Problem to work on
From the passage on cell therapy below, copy out the section beginning with the words "Animal models use" and ending after "also being studied.", renaming "cardiac fibrosis" as "myocardial fibrosis" throughout.

However, Lee said, NKs have wider potential. “This is kind of a natural swing back. Now that we know we can grow them, we can reengineer them against infectious disease targets and use them in that [space],” he said.
Lee is part of a coronavirus disease 2019 (COVID-19) clinical trial, partnering with Kiadis, for off-the-shelf K-NK cells using Kiadis’ proprietary platforms. Such treatment would be a postexposure preemptive therapy for treating COVID-19. Lee said the pivot toward treating COVID19 with cell therapy was because “some of the very early reports on immune responses to coronavirus, both original [SARS-CoV-2] and the new [mutation], seem to implicate that those who did poorly [overall] had poorly functioning NK cells.”
The revolutionary gene editing tool CRISPR is making its initial impact in clinical trials outside the cancer area. Its developers, Jennifer Doudna, PhD, and Emmanuelle Charpentier, PhD, won the Nobel Prize in Chemistry 2020.
For patients with sickle cell disease (SCD), CRISPR was used to reengineer bone marrow cells to produce fetal hemoglobin, with the hope that the protein would turn deformed red blood cells into healthy ones. National Public Radio (NPR) did a story on one patient who, so far, thanks to CRISPR, has been liberated from the attacks of SCD that typically have sent her to the hospital, as well from the need for blood transfusions.7
“It’s a miracle, you know?” the patient, Victoria Gray of Forest, Mississippi, told NPR.
She was among 10 patients with SCD or transfusion-dependent beta-thalassemia treated with promising results, as reported by the New England Journal of Medicine.8
Stephen Gottschalk, MD, chair of the department of bone marrow transplantation and cellular therapy at St Jude Children’s Research Hospital, said, “There’s a lot of activity to really explore these therapies with diseases that are much more common than cancer.”
Animal models use T cells to reverse cardiac fibrosis, for instance, Gottschalk said. Using T cells to reverse pathologies associated with senescence, such as conditions associated with inflammatory clots, are also being studied.
“CAR T, I think, will become part of the standard of care,” Gottschalk said. “The question is how to best get that accomplished. To address the tribulations of some autologous products, a lot of groups are working with off-the-shelf products to get around some of the manufacturing bottlenecks. I believe those issues will be solved in the long run.”

Stored data entries
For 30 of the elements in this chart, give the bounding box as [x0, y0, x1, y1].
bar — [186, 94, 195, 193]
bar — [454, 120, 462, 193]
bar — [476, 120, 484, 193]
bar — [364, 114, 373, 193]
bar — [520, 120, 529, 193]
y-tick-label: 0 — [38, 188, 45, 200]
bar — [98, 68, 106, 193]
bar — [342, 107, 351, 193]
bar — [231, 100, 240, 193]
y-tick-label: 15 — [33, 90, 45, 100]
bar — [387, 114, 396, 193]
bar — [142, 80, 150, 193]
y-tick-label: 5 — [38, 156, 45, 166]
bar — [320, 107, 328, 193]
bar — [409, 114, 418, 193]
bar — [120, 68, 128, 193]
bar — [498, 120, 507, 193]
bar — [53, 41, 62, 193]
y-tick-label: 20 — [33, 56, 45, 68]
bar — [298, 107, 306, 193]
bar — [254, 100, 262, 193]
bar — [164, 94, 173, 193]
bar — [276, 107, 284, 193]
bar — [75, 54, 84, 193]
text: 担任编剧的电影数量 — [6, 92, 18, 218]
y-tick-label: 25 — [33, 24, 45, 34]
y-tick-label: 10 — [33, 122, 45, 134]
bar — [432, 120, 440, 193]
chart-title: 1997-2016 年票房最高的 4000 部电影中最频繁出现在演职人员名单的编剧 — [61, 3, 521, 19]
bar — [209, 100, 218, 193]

Response box
Animal models use T cells to reverse myocardial fibrosis, for instance, Gottschalk said. Using T cells to reverse pathologies associated with senescence, such as conditions associated with inflammatory clots, are also being studied.